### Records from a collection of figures

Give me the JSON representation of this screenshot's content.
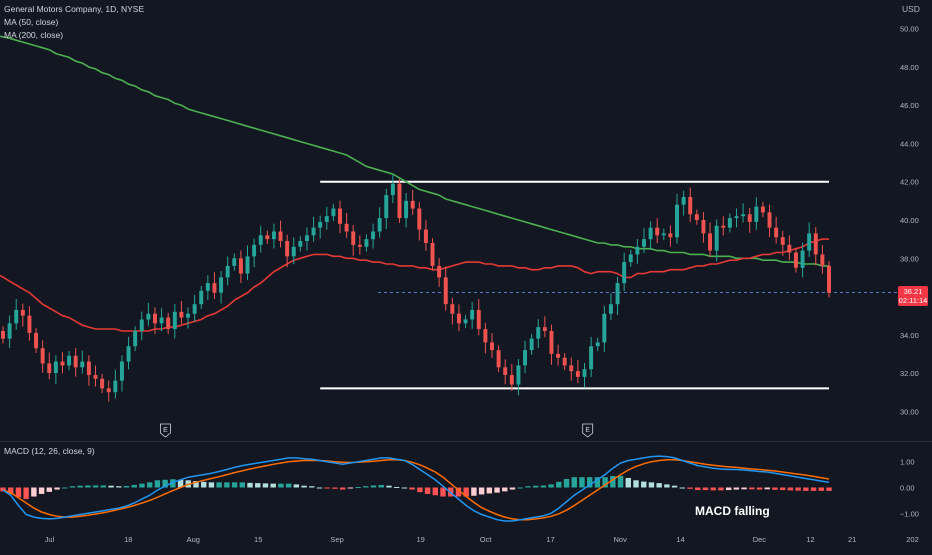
{
  "header": {
    "symbol_line": "General Motors Company, 1D, NYSE",
    "ma50_label": "MA (50, close)",
    "ma200_label": "MA (200, close)",
    "macd_label": "MACD (12, 26, close, 9)",
    "currency": "USD"
  },
  "price_badge": {
    "price": "36.21",
    "countdown": "02:11:14",
    "color": "#f23645"
  },
  "annotation": {
    "text": "MACD falling"
  },
  "earnings_markers": [
    {
      "date": "Jul 26",
      "letter": "E"
    },
    {
      "date": "Oct 25",
      "letter": "E"
    }
  ],
  "colors": {
    "background": "#131722",
    "up_candle": "#26a69a",
    "down_candle": "#ef5350",
    "ma50": "#e53935",
    "ma200": "#4caf50",
    "macd_line": "#2196f3",
    "signal_line": "#ff6d00",
    "hist_up_strong": "#26a69a",
    "hist_up_weak": "#b2dfdb",
    "hist_down_strong": "#ff5252",
    "hist_down_weak": "#ffcdd2",
    "range_lines": "#ffffff"
  },
  "chart_data": [
    {
      "type": "candlestick",
      "title": "General Motors Company, 1D, NYSE",
      "ylabel": "USD",
      "ylim": [
        28.5,
        51.5
      ],
      "y_ticks": [
        30,
        32,
        34,
        36,
        38,
        40,
        42,
        44,
        46,
        48,
        50
      ],
      "y_tick_labels": [
        "30.00",
        "32.00",
        "34.00",
        "36.00",
        "38.00",
        "40.00",
        "42.00",
        "44.00",
        "46.00",
        "48.00",
        "50.00"
      ],
      "x_tick_labels": [
        {
          "date": "2022-07-01",
          "label": "Jul"
        },
        {
          "date": "2022-07-18",
          "label": "18"
        },
        {
          "date": "2022-08-01",
          "label": "Aug"
        },
        {
          "date": "2022-08-15",
          "label": "15"
        },
        {
          "date": "2022-09-01",
          "label": "Sep"
        },
        {
          "date": "2022-09-19",
          "label": "19"
        },
        {
          "date": "2022-10-03",
          "label": "Oct"
        },
        {
          "date": "2022-10-17",
          "label": "17"
        },
        {
          "date": "2022-11-01",
          "label": "Nov"
        },
        {
          "date": "2022-11-14",
          "label": "14"
        },
        {
          "date": "2022-12-01",
          "label": "Dec"
        },
        {
          "date": "2022-12-12",
          "label": "12"
        },
        {
          "date": "2022-12-21",
          "label": "21"
        },
        {
          "date": "2023-01-03",
          "label": "202"
        }
      ],
      "dates": [
        "2022-06-21",
        "2022-06-22",
        "2022-06-23",
        "2022-06-24",
        "2022-06-27",
        "2022-06-28",
        "2022-06-29",
        "2022-06-30",
        "2022-07-01",
        "2022-07-05",
        "2022-07-06",
        "2022-07-07",
        "2022-07-08",
        "2022-07-11",
        "2022-07-12",
        "2022-07-13",
        "2022-07-14",
        "2022-07-15",
        "2022-07-18",
        "2022-07-19",
        "2022-07-20",
        "2022-07-21",
        "2022-07-22",
        "2022-07-25",
        "2022-07-26",
        "2022-07-27",
        "2022-07-28",
        "2022-07-29",
        "2022-08-01",
        "2022-08-02",
        "2022-08-03",
        "2022-08-04",
        "2022-08-05",
        "2022-08-08",
        "2022-08-09",
        "2022-08-10",
        "2022-08-11",
        "2022-08-12",
        "2022-08-15",
        "2022-08-16",
        "2022-08-17",
        "2022-08-18",
        "2022-08-19",
        "2022-08-22",
        "2022-08-23",
        "2022-08-24",
        "2022-08-25",
        "2022-08-26",
        "2022-08-29",
        "2022-08-30",
        "2022-08-31",
        "2022-09-01",
        "2022-09-02",
        "2022-09-06",
        "2022-09-07",
        "2022-09-08",
        "2022-09-09",
        "2022-09-12",
        "2022-09-13",
        "2022-09-14",
        "2022-09-15",
        "2022-09-16",
        "2022-09-19",
        "2022-09-20",
        "2022-09-21",
        "2022-09-22",
        "2022-09-23",
        "2022-09-26",
        "2022-09-27",
        "2022-09-28",
        "2022-09-29",
        "2022-09-30",
        "2022-10-03",
        "2022-10-04",
        "2022-10-05",
        "2022-10-06",
        "2022-10-07",
        "2022-10-10",
        "2022-10-11",
        "2022-10-12",
        "2022-10-13",
        "2022-10-14",
        "2022-10-17",
        "2022-10-18",
        "2022-10-19",
        "2022-10-20",
        "2022-10-21",
        "2022-10-24",
        "2022-10-25",
        "2022-10-26",
        "2022-10-27",
        "2022-10-28",
        "2022-10-31",
        "2022-11-01",
        "2022-11-02",
        "2022-11-03",
        "2022-11-04",
        "2022-11-07",
        "2022-11-08",
        "2022-11-09",
        "2022-11-10",
        "2022-11-11",
        "2022-11-14",
        "2022-11-15",
        "2022-11-16",
        "2022-11-17",
        "2022-11-18",
        "2022-11-21",
        "2022-11-22",
        "2022-11-23",
        "2022-11-25",
        "2022-11-28",
        "2022-11-29",
        "2022-11-30",
        "2022-12-01",
        "2022-12-02",
        "2022-12-05",
        "2022-12-06",
        "2022-12-07",
        "2022-12-08",
        "2022-12-09",
        "2022-12-12",
        "2022-12-13",
        "2022-12-14",
        "2022-12-15",
        "2022-12-16"
      ],
      "close": [
        33.8,
        34.6,
        35.3,
        35.0,
        34.1,
        33.3,
        32.5,
        32.0,
        32.6,
        32.4,
        32.9,
        32.3,
        32.6,
        31.9,
        31.7,
        31.2,
        31.0,
        31.6,
        32.6,
        33.4,
        34.2,
        34.8,
        35.1,
        34.6,
        34.9,
        34.3,
        35.2,
        34.9,
        35.1,
        35.6,
        36.3,
        36.7,
        36.2,
        37.0,
        37.6,
        38.0,
        37.2,
        38.1,
        38.7,
        39.2,
        39.0,
        39.4,
        38.9,
        38.1,
        38.6,
        38.9,
        39.2,
        39.6,
        39.9,
        40.2,
        40.6,
        39.8,
        39.4,
        38.7,
        38.6,
        39.0,
        39.4,
        40.1,
        41.3,
        41.9,
        40.1,
        41.0,
        40.6,
        39.5,
        38.8,
        37.6,
        37.0,
        35.6,
        35.1,
        34.6,
        34.8,
        35.3,
        34.3,
        33.6,
        33.2,
        32.3,
        31.9,
        31.4,
        32.4,
        33.2,
        33.8,
        34.4,
        34.2,
        33.0,
        32.8,
        32.4,
        32.1,
        31.8,
        32.2,
        33.4,
        33.6,
        35.1,
        35.6,
        36.7,
        37.8,
        38.2,
        38.6,
        39.0,
        39.6,
        39.2,
        39.3,
        39.1,
        40.8,
        41.2,
        40.3,
        40.0,
        39.3,
        38.4,
        39.7,
        39.6,
        40.1,
        40.2,
        40.3,
        39.9,
        40.7,
        40.4,
        39.6,
        39.1,
        38.7,
        38.3,
        37.5,
        38.4,
        39.3,
        38.2,
        37.6,
        36.2
      ],
      "ma50": [
        37.1,
        36.8,
        36.6,
        36.4,
        36.2,
        35.9,
        35.6,
        35.4,
        35.2,
        35.0,
        34.9,
        34.7,
        34.5,
        34.4,
        34.3,
        34.3,
        34.3,
        34.3,
        34.2,
        34.2,
        34.2,
        34.2,
        34.2,
        34.3,
        34.3,
        34.4,
        34.4,
        34.5,
        34.6,
        34.7,
        34.8,
        35.0,
        35.1,
        35.3,
        35.5,
        35.8,
        36.0,
        36.2,
        36.5,
        36.7,
        37.0,
        37.3,
        37.5,
        37.7,
        37.9,
        38.0,
        38.1,
        38.2,
        38.2,
        38.2,
        38.1,
        38.1,
        38.0,
        38.0,
        37.9,
        37.9,
        37.8,
        37.8,
        37.7,
        37.7,
        37.6,
        37.6,
        37.6,
        37.5,
        37.5,
        37.4,
        37.4,
        37.5,
        37.6,
        37.7,
        37.8,
        37.8,
        37.8,
        37.7,
        37.7,
        37.6,
        37.6,
        37.6,
        37.5,
        37.5,
        37.4,
        37.4,
        37.5,
        37.5,
        37.6,
        37.6,
        37.6,
        37.5,
        37.3,
        37.2,
        37.3,
        37.3,
        37.3,
        37.2,
        37.0,
        37.0,
        37.2,
        37.2,
        37.3,
        37.3,
        37.3,
        37.4,
        37.4,
        37.4,
        37.5,
        37.6,
        37.6,
        37.7,
        37.7,
        37.8,
        37.9,
        37.9,
        38.0,
        38.0,
        38.1,
        38.2,
        38.2,
        38.3,
        38.3,
        38.4,
        38.5,
        38.6,
        38.8,
        38.9,
        39.0,
        39.0
      ],
      "ma200": [
        49.6,
        49.5,
        49.4,
        49.3,
        49.2,
        49.1,
        49.0,
        48.9,
        48.7,
        48.6,
        48.5,
        48.3,
        48.2,
        48.0,
        47.9,
        47.7,
        47.6,
        47.4,
        47.3,
        47.1,
        47.0,
        46.8,
        46.7,
        46.5,
        46.4,
        46.3,
        46.1,
        46.0,
        45.8,
        45.7,
        45.6,
        45.5,
        45.4,
        45.3,
        45.2,
        45.1,
        45.0,
        44.9,
        44.8,
        44.7,
        44.6,
        44.5,
        44.4,
        44.3,
        44.2,
        44.1,
        44.0,
        43.9,
        43.8,
        43.7,
        43.6,
        43.5,
        43.4,
        43.2,
        43.0,
        42.8,
        42.7,
        42.6,
        42.5,
        42.4,
        42.2,
        42.0,
        41.8,
        41.6,
        41.5,
        41.4,
        41.3,
        41.1,
        41.0,
        40.9,
        40.8,
        40.7,
        40.6,
        40.5,
        40.4,
        40.3,
        40.2,
        40.1,
        40.0,
        39.9,
        39.8,
        39.7,
        39.6,
        39.5,
        39.4,
        39.3,
        39.2,
        39.1,
        39.0,
        38.9,
        38.8,
        38.8,
        38.7,
        38.7,
        38.6,
        38.6,
        38.5,
        38.5,
        38.5,
        38.4,
        38.4,
        38.3,
        38.3,
        38.3,
        38.2,
        38.2,
        38.2,
        38.1,
        38.1,
        38.1,
        38.1,
        38.0,
        38.0,
        38.0,
        38.0,
        37.9,
        37.9,
        37.9,
        37.8,
        37.8,
        37.8,
        37.7,
        37.7,
        37.7,
        37.6,
        37.6
      ],
      "range_lines": [
        {
          "label": "",
          "value": 42.0
        },
        {
          "label": "",
          "value": 31.2
        }
      ],
      "last_price": 36.21
    },
    {
      "type": "macd",
      "title": "MACD (12, 26, close, 9)",
      "ylim": [
        -1.65,
        1.65
      ],
      "y_ticks": [
        -1.0,
        0.0,
        1.0
      ],
      "y_tick_labels": [
        "−1.00",
        "0.00",
        "1.00"
      ],
      "annotation": "MACD falling",
      "macd": [
        -0.1,
        -0.3,
        -0.7,
        -1.05,
        -1.15,
        -1.2,
        -1.22,
        -1.2,
        -1.15,
        -1.1,
        -1.05,
        -1.0,
        -0.95,
        -0.9,
        -0.85,
        -0.8,
        -0.72,
        -0.6,
        -0.45,
        -0.3,
        -0.1,
        0.05,
        0.2,
        0.3,
        0.4,
        0.45,
        0.5,
        0.55,
        0.62,
        0.7,
        0.78,
        0.85,
        0.9,
        0.95,
        1.0,
        1.05,
        1.1,
        1.15,
        1.15,
        1.12,
        1.1,
        1.05,
        1.0,
        0.95,
        0.9,
        0.95,
        1.0,
        1.05,
        1.1,
        1.15,
        1.15,
        1.1,
        1.05,
        0.9,
        0.7,
        0.5,
        0.3,
        0.05,
        -0.2,
        -0.45,
        -0.7,
        -0.9,
        -1.05,
        -1.15,
        -1.25,
        -1.3,
        -1.3,
        -1.25,
        -1.2,
        -1.15,
        -1.1,
        -1.0,
        -0.8,
        -0.55,
        -0.3,
        -0.1,
        0.1,
        0.3,
        0.5,
        0.75,
        0.95,
        1.05,
        1.1,
        1.15,
        1.2,
        1.22,
        1.2,
        1.15,
        1.05,
        0.95,
        0.85,
        0.8,
        0.75,
        0.72,
        0.7,
        0.7,
        0.68,
        0.65,
        0.62,
        0.6,
        0.55,
        0.5,
        0.45,
        0.4,
        0.35,
        0.3,
        0.25,
        0.2
      ],
      "signal": [
        -0.1,
        -0.2,
        -0.4,
        -0.6,
        -0.8,
        -0.95,
        -1.05,
        -1.12,
        -1.15,
        -1.15,
        -1.12,
        -1.08,
        -1.03,
        -0.98,
        -0.92,
        -0.85,
        -0.78,
        -0.7,
        -0.6,
        -0.5,
        -0.38,
        -0.25,
        -0.12,
        0.0,
        0.12,
        0.2,
        0.28,
        0.35,
        0.42,
        0.5,
        0.58,
        0.65,
        0.72,
        0.78,
        0.84,
        0.9,
        0.95,
        1.0,
        1.03,
        1.05,
        1.05,
        1.05,
        1.03,
        1.0,
        0.98,
        0.97,
        0.98,
        1.0,
        1.02,
        1.05,
        1.08,
        1.08,
        1.05,
        0.98,
        0.88,
        0.75,
        0.6,
        0.4,
        0.15,
        -0.1,
        -0.35,
        -0.58,
        -0.78,
        -0.92,
        -1.05,
        -1.15,
        -1.22,
        -1.25,
        -1.25,
        -1.22,
        -1.18,
        -1.12,
        -1.02,
        -0.88,
        -0.7,
        -0.5,
        -0.3,
        -0.1,
        0.1,
        0.3,
        0.5,
        0.68,
        0.82,
        0.92,
        1.0,
        1.05,
        1.08,
        1.08,
        1.05,
        1.0,
        0.95,
        0.9,
        0.86,
        0.83,
        0.8,
        0.78,
        0.75,
        0.72,
        0.7,
        0.67,
        0.64,
        0.6,
        0.56,
        0.52,
        0.48,
        0.43,
        0.38,
        0.33
      ],
      "histogram": [
        -0.15,
        -0.25,
        -0.38,
        -0.45,
        -0.35,
        -0.25,
        -0.17,
        -0.08,
        0.0,
        0.05,
        0.07,
        0.08,
        0.08,
        0.08,
        0.07,
        0.05,
        0.06,
        0.1,
        0.15,
        0.2,
        0.28,
        0.3,
        0.32,
        0.3,
        0.28,
        0.25,
        0.22,
        0.2,
        0.2,
        0.2,
        0.2,
        0.2,
        0.18,
        0.17,
        0.16,
        0.15,
        0.15,
        0.15,
        0.12,
        0.07,
        0.05,
        0.0,
        -0.03,
        -0.05,
        -0.08,
        -0.02,
        0.02,
        0.05,
        0.08,
        0.1,
        0.07,
        0.02,
        0.0,
        -0.08,
        -0.18,
        -0.25,
        -0.3,
        -0.35,
        -0.35,
        -0.35,
        -0.35,
        -0.32,
        -0.27,
        -0.23,
        -0.2,
        -0.15,
        -0.08,
        0.0,
        0.05,
        0.07,
        0.08,
        0.12,
        0.22,
        0.33,
        0.4,
        0.4,
        0.4,
        0.4,
        0.4,
        0.45,
        0.45,
        0.37,
        0.28,
        0.23,
        0.2,
        0.17,
        0.12,
        0.07,
        0.0,
        -0.05,
        -0.1,
        -0.1,
        -0.11,
        -0.11,
        -0.1,
        -0.08,
        -0.07,
        -0.07,
        -0.08,
        -0.07,
        -0.09,
        -0.1,
        -0.11,
        -0.12,
        -0.13,
        -0.13,
        -0.13,
        -0.13
      ]
    }
  ]
}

### Written task
State how many lines above contain the string "annotation", with no other words.

### Exercise response
2